● DATA PROVIDED:
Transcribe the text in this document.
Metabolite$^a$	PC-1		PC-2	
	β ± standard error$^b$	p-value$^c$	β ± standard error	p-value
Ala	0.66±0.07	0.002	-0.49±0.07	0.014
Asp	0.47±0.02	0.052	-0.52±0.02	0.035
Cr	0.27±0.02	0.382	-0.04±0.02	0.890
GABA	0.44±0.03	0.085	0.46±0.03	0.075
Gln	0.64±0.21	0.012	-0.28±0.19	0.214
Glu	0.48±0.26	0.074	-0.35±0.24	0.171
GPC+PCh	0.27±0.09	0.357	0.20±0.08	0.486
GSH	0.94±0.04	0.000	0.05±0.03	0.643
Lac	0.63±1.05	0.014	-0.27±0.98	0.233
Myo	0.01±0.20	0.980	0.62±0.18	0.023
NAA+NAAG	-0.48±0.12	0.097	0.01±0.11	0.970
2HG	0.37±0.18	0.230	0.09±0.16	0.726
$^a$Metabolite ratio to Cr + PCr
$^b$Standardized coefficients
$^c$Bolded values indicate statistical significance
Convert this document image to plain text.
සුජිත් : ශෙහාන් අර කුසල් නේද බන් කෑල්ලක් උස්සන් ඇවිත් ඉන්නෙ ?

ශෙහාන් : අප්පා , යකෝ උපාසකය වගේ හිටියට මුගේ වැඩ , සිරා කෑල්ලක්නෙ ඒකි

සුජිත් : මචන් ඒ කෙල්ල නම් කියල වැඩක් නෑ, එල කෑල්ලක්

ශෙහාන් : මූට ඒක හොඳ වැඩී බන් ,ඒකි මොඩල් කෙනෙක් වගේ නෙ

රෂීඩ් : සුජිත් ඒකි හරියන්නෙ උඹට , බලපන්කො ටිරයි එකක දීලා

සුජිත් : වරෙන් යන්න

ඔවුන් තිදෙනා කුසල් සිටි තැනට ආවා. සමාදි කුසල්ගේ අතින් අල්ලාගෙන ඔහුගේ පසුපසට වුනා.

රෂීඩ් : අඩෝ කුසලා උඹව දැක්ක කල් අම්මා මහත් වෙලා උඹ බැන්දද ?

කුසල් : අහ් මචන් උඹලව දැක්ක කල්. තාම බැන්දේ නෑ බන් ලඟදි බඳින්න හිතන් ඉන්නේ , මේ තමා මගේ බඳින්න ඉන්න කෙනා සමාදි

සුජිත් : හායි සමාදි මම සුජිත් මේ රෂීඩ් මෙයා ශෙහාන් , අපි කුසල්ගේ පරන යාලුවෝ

● TASK INSTRUCTIONS:
Return each line of the data that contains the string "Metabolite".

● ANSWER BELOW:
Metabolite$^a$	PC-1		PC-2	
$^a$Metabolite ratio to Cr + PCr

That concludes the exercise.